Stored entries
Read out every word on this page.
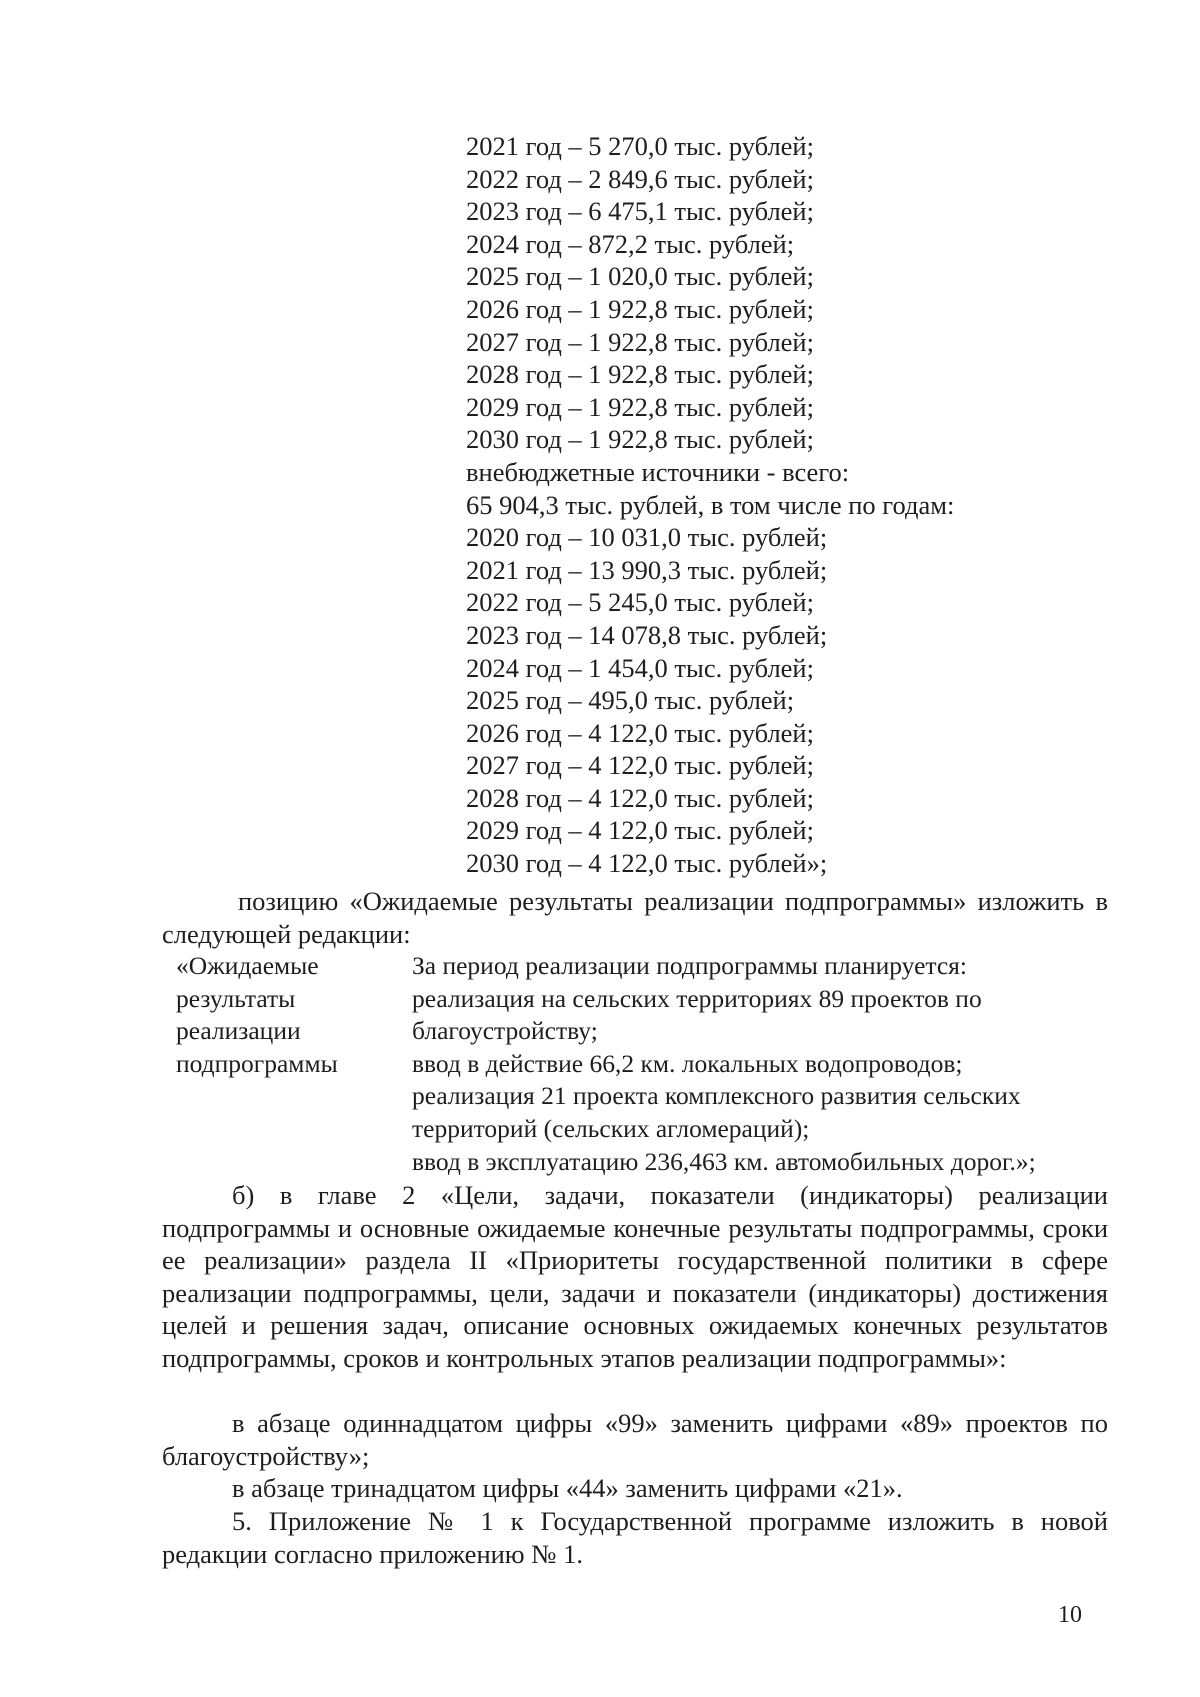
2021 год – 5 270,0 тыс. рублей;
2022 год – 2 849,6 тыс. рублей;
2023 год – 6 475,1 тыс. рублей;
2024 год – 872,2 тыс. рублей;
2025 год – 1 020,0 тыс. рублей;
2026 год – 1 922,8 тыс. рублей;
2027 год – 1 922,8 тыс. рублей;
2028 год – 1 922,8 тыс. рублей;
2029 год – 1 922,8 тыс. рублей;
2030 год – 1 922,8 тыс. рублей;
внебюджетные источники - всего:
65 904,3 тыс. рублей, в том числе по годам:
2020 год – 10 031,0 тыс. рублей;
2021 год – 13 990,3 тыс. рублей;
2022 год – 5 245,0 тыс. рублей;
2023 год – 14 078,8 тыс. рублей;
2024 год – 1 454,0 тыс. рублей;
2025 год – 495,0 тыс. рублей;
2026 год – 4 122,0 тыс. рублей;
2027 год – 4 122,0 тыс. рублей;
2028 год – 4 122,0 тыс. рублей;
2029 год – 4 122,0 тыс. рублей;
2030 год – 4 122,0 тыс. рублей»;
позицию «Ожидаемые результаты реализации подпрограммы» изложить в следующей редакции:
«Ожидаемые
результаты
реализации
подпрограммы
За период реализации подпрограммы планируется:
реализация на сельских территориях 89 проектов по
благоустройству;
ввод в действие 66,2 км. локальных водопроводов;
реализация 21 проекта комплексного развития сельских
территорий (сельских агломераций);
ввод в эксплуатацию 236,463 км. автомобильных дорог.»;
б) в главе 2 «Цели, задачи, показатели (индикаторы) реализации подпрограммы и основные ожидаемые конечные результаты подпрограммы, сроки ее реализации» раздела II «Приоритеты государственной политики в сфере реализации подпрограммы, цели, задачи и показатели (индикаторы) достижения целей и решения задач, описание основных ожидаемых конечных результатов подпрограммы, сроков и контрольных этапов реализации подпрограммы»:
в абзаце одиннадцатом цифры «99» заменить цифрами «89» проектов по благоустройству»;
в абзаце тринадцатом цифры «44» заменить цифрами «21».
5. Приложение № 1 к Государственной программе изложить в новой редакции согласно приложению № 1.
10
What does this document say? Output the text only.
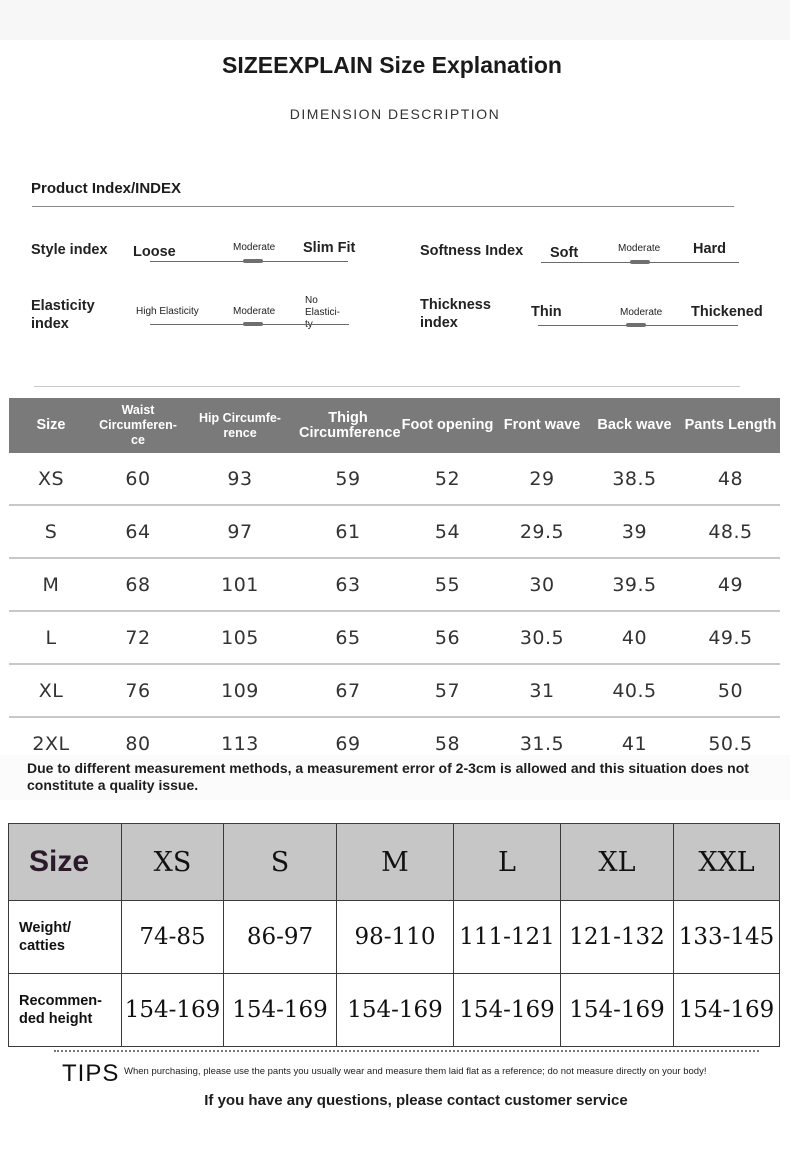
SIZEEXPLAIN Size Explanation
DIMENSION DESCRIPTION
Product Index/INDEX
Style index Loose	Moderate Slim Fit	Softness Index Soft	Moderate Hard
Elasticity index
High Elasticity	Moderate
No Elastici-	Thickness index
Thin	Moderate Thickened
Size	Waist Circumferen-ce	Hip Circumfe-rence	Thigh Circumference	Foot opening	Front wave	Back wave	Pants Length
XS	60	93	59	52	29	38.5	48
S	64	97	61	54	29.5	39	48.5
M	68	101	63	55	30	39.5	49
L	72	105	65	56	30.5	40	49.5
XL	76	109	67	57	31	40.5	50
2XL	80	113	69	58	31.5	41	50.5
Due to different measurement methods, a measurement error of 2-3cm is allowed and this situation does not constitute a quality issue.
Size	XS	S	M	L	XL	XXL
Weight/ catties	74-85	86-97	98-110	111-121	121-132	133-145
Recommen-ded height	154-169	154-169	154-169	154-169	154-169	154-169
TIPS When purchasing, please use the pants you usually wear and measure them laid flat as a reference; do not measure directly on your body!
If you have any questions, please contact customer service
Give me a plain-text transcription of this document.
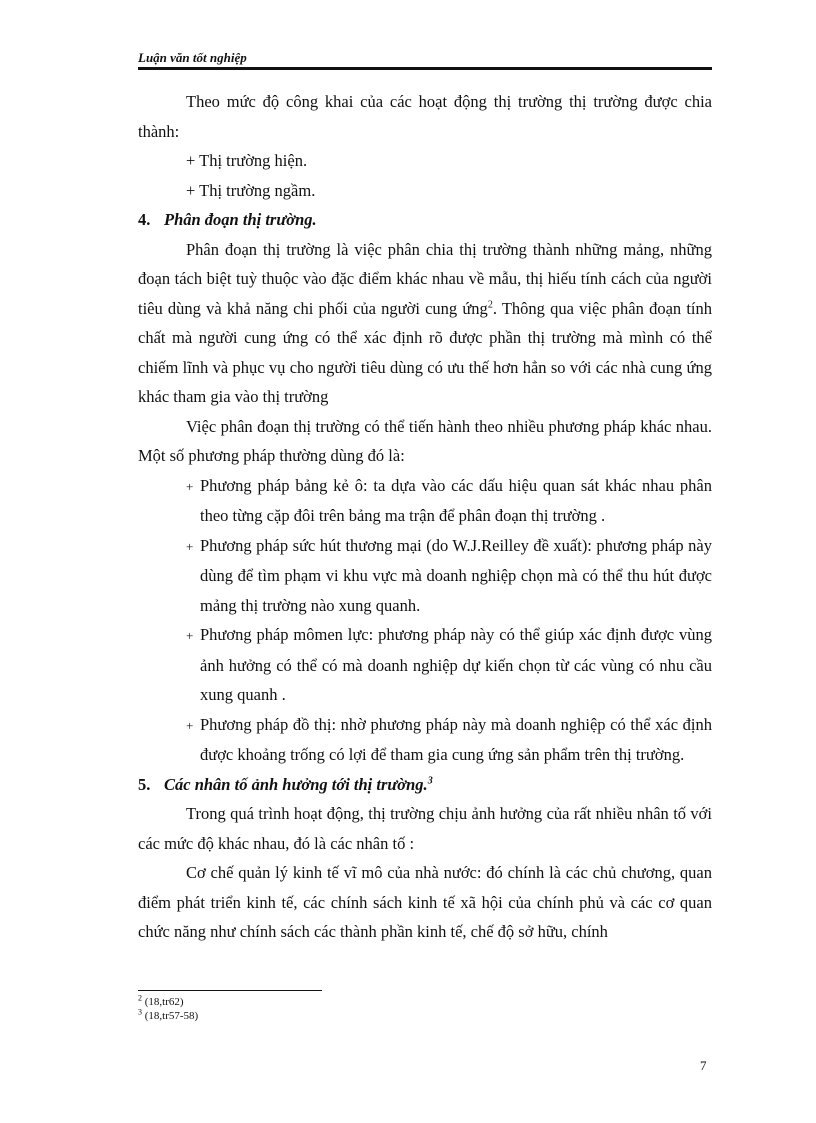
Luận văn tốt nghiệp

Theo mức độ công khai của các hoạt động thị trường thị trường được chia thành:

+ Thị trường hiện.

+ Thị trường ngầm.

4. Phân đoạn thị trường.

Phân đoạn thị trường là việc phân chia thị trường thành những mảng, những đoạn tách biệt tuỳ thuộc vào đặc điểm khác nhau về mẫu, thị hiếu tính cách của người tiêu dùng và khả năng chi phối của người cung ứng$^2$. Thông qua việc phân đoạn tính chất mà người cung ứng có thể xác định rõ được phần thị trường mà mình có thể chiếm lĩnh và phục vụ cho người tiêu dùng có ưu thế hơn hẳn so với các nhà cung ứng khác tham gia vào thị trường

Việc phân đoạn thị trường có thể tiến hành theo nhiều phương pháp khác nhau. Một số phương pháp thường dùng đó là:

+ Phương pháp bảng kẻ ô: ta dựa vào các dấu hiệu quan sát khác nhau phân theo từng cặp đôi trên bảng ma trận để phân đoạn thị trường .

+ Phương pháp sức hút thương mại (do W.J.Reilley đề xuất): phương pháp này dùng để tìm phạm vi khu vực mà doanh nghiệp chọn mà có thể thu hút được mảng thị trường nào xung quanh.

+ Phương pháp mômen lực: phương pháp này có thể giúp xác định được vùng ảnh hưởng có thể có mà doanh nghiệp dự kiến chọn từ các vùng có nhu cầu xung quanh .

+ Phương pháp đồ thị: nhờ phương pháp này mà doanh nghiệp có thể xác định được khoảng trống có lợi để tham gia cung ứng sản phẩm trên thị trường.

5. Các nhân tố ảnh hưởng tới thị trường.$^3$

Trong quá trình hoạt động, thị trường chịu ảnh hưởng của rất nhiều nhân tố với các mức độ khác nhau, đó là các nhân tố :

Cơ chế quản lý kinh tế vĩ mô của nhà nước: đó chính là các chủ chương, quan điểm phát triển kinh tế, các chính sách kinh tế xã hội của chính phủ và các cơ quan chức năng như chính sách các thành phần kinh tế, chế độ sở hữu, chính

$^2$ (18,tr62)
$^3$ (18,tr57-58)
7
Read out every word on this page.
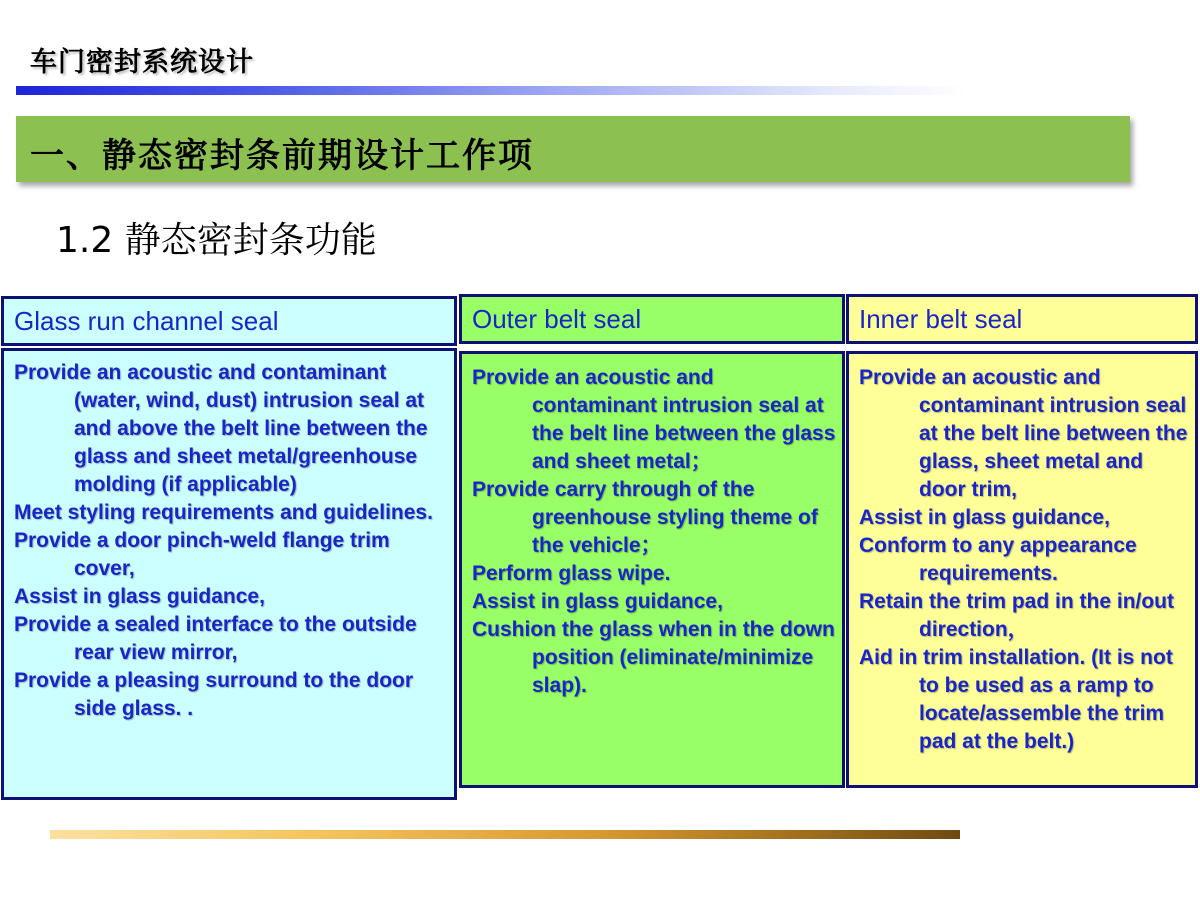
车门密封系统设计
一、静态密封条前期设计工作项
1.2 静态密封条功能
Glass run channel seal
Provide an acoustic and contaminant (water, wind, dust) intrusion seal at and above the belt line between the glass and sheet metal/greenhouse molding (if applicable)
Meet styling requirements and guidelines.
Provide a door pinch-weld flange trim cover,
Assist in glass guidance,
Provide a sealed interface to the outside rear view mirror,
Provide a pleasing surround to the door side glass. .
Outer belt seal
Provide an acoustic and contaminant intrusion seal at the belt line between the glass and sheet metal；
Provide carry through of the greenhouse styling theme of the vehicle；
Perform glass wipe.
Assist in glass guidance,
Cushion the glass when in the down position (eliminate/minimize slap).
Inner belt seal
Provide an acoustic and contaminant intrusion seal at the belt line between the glass, sheet metal and door trim,
Assist in glass guidance,
Conform to any appearance requirements.
Retain the trim pad in the in/out direction，
Aid in trim installation. (It is not to be used as a ramp to locate/assemble the trim pad at the belt.)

▶ [Goal] Would you return the data exactly as written, without the pictures?

▶ [Task response]
Read out every word on this page.
2021 год – 5 270,0 тыс. рублей;
2022 год – 2 849,6 тыс. рублей;
2023 год – 6 475,1 тыс. рублей;
2024 год – 872,2 тыс. рублей;
2025 год – 1 020,0 тыс. рублей;
2026 год – 1 922,8 тыс. рублей;
2027 год – 1 922,8 тыс. рублей;
2028 год – 1 922,8 тыс. рублей;
2029 год – 1 922,8 тыс. рублей;
2030 год – 1 922,8 тыс. рублей;
внебюджетные источники - всего:
65 904,3 тыс. рублей, в том числе по годам:
2020 год – 10 031,0 тыс. рублей;
2021 год – 13 990,3 тыс. рублей;
2022 год – 5 245,0 тыс. рублей;
2023 год – 14 078,8 тыс. рублей;
2024 год – 1 454,0 тыс. рублей;
2025 год – 495,0 тыс. рублей;
2026 год – 4 122,0 тыс. рублей;
2027 год – 4 122,0 тыс. рублей;
2028 год – 4 122,0 тыс. рублей;
2029 год – 4 122,0 тыс. рублей;
2030 год – 4 122,0 тыс. рублей»;
позицию «Ожидаемые результаты реализации подпрограммы» изложить в следующей редакции:
«Ожидаемые
результаты
реализации
подпрограммы
За период реализации подпрограммы планируется:
реализация на сельских территориях 89 проектов по
благоустройству;
ввод в действие 66,2 км. локальных водопроводов;
реализация 21 проекта комплексного развития сельских
территорий (сельских агломераций);
ввод в эксплуатацию 236,463 км. автомобильных дорог.»;
б) в главе 2 «Цели, задачи, показатели (индикаторы) реализации подпрограммы и основные ожидаемые конечные результаты подпрограммы, сроки ее реализации» раздела II «Приоритеты государственной политики в сфере реализации подпрограммы, цели, задачи и показатели (индикаторы) достижения целей и решения задач, описание основных ожидаемых конечных результатов подпрограммы, сроков и контрольных этапов реализации подпрограммы»:
в абзаце одиннадцатом цифры «99» заменить цифрами «89» проектов по благоустройству»;
в абзаце тринадцатом цифры «44» заменить цифрами «21».
5. Приложение № 1 к Государственной программе изложить в новой редакции согласно приложению № 1.
10
What does this document say? Output the text only.
SIZEEXPLAIN Size Explanation
DIMENSION DESCRIPTION
Product Index/INDEX
Style index Loose	Moderate Slim Fit	Softness Index Soft	Moderate Hard
Elasticity index
High Elasticity	Moderate
No Elastici-	Thickness index
Thin	Moderate Thickened
Size	Waist Circumferen-ce	Hip Circumfe-rence	Thigh Circumference	Foot opening	Front wave	Back wave	Pants Length
XS	60	93	59	52	29	38.5	48
S	64	97	61	54	29.5	39	48.5
M	68	101	63	55	30	39.5	49
L	72	105	65	56	30.5	40	49.5
XL	76	109	67	57	31	40.5	50
2XL	80	113	69	58	31.5	41	50.5
Due to different measurement methods, a measurement error of 2-3cm is allowed and this situation does not constitute a quality issue.
Size	XS	S	M	L	XL	XXL
Weight/ catties	74-85	86-97	98-110	111-121	121-132	133-145
Recommen-ded height	154-169	154-169	154-169	154-169	154-169	154-169
TIPS When purchasing, please use the pants you usually wear and measure them laid flat as a reference; do not measure directly on your body!
If you have any questions, please contact customer service
Give me a plain-text transcription of this document.
Luận văn tốt nghiệp

Theo mức độ công khai của các hoạt động thị trường thị trường được chia thành:

+ Thị trường hiện.

+ Thị trường ngầm.

4. Phân đoạn thị trường.

Phân đoạn thị trường là việc phân chia thị trường thành những mảng, những đoạn tách biệt tuỳ thuộc vào đặc điểm khác nhau về mẫu, thị hiếu tính cách của người tiêu dùng và khả năng chi phối của người cung ứng$^2$. Thông qua việc phân đoạn tính chất mà người cung ứng có thể xác định rõ được phần thị trường mà mình có thể chiếm lĩnh và phục vụ cho người tiêu dùng có ưu thế hơn hẳn so với các nhà cung ứng khác tham gia vào thị trường

Việc phân đoạn thị trường có thể tiến hành theo nhiều phương pháp khác nhau. Một số phương pháp thường dùng đó là:

+ Phương pháp bảng kẻ ô: ta dựa vào các dấu hiệu quan sát khác nhau phân theo từng cặp đôi trên bảng ma trận để phân đoạn thị trường .

+ Phương pháp sức hút thương mại (do W.J.Reilley đề xuất): phương pháp này dùng để tìm phạm vi khu vực mà doanh nghiệp chọn mà có thể thu hút được mảng thị trường nào xung quanh.

+ Phương pháp mômen lực: phương pháp này có thể giúp xác định được vùng ảnh hưởng có thể có mà doanh nghiệp dự kiến chọn từ các vùng có nhu cầu xung quanh .

+ Phương pháp đồ thị: nhờ phương pháp này mà doanh nghiệp có thể xác định được khoảng trống có lợi để tham gia cung ứng sản phẩm trên thị trường.

5. Các nhân tố ảnh hưởng tới thị trường.$^3$

Trong quá trình hoạt động, thị trường chịu ảnh hưởng của rất nhiều nhân tố với các mức độ khác nhau, đó là các nhân tố :

Cơ chế quản lý kinh tế vĩ mô của nhà nước: đó chính là các chủ chương, quan điểm phát triển kinh tế, các chính sách kinh tế xã hội của chính phủ và các cơ quan chức năng như chính sách các thành phần kinh tế, chế độ sở hữu, chính

$^2$ (18,tr62)
$^3$ (18,tr57-58)
7
Read out every word on this page.
车门密封系统设计
一、静态密封条前期设计工作项
1.2 静态密封条功能
Glass run channel seal
Provide an acoustic and contaminant (water, wind, dust) intrusion seal at and above the belt line between the glass and sheet metal/greenhouse molding (if applicable)
Meet styling requirements and guidelines.
Provide a door pinch-weld flange trim cover,
Assist in glass guidance,
Provide a sealed interface to the outside rear view mirror,
Provide a pleasing surround to the door side glass. .
Outer belt seal
Provide an acoustic and contaminant intrusion seal at the belt line between the glass and sheet metal；
Provide carry through of the greenhouse styling theme of the vehicle；
Perform glass wipe.
Assist in glass guidance,
Cushion the glass when in the down position (eliminate/minimize slap).
Inner belt seal
Provide an acoustic and contaminant intrusion seal at the belt line between the glass, sheet metal and door trim,
Assist in glass guidance,
Conform to any appearance requirements.
Retain the trim pad in the in/out direction，
Aid in trim installation. (It is not to be used as a ramp to locate/assemble the trim pad at the belt.)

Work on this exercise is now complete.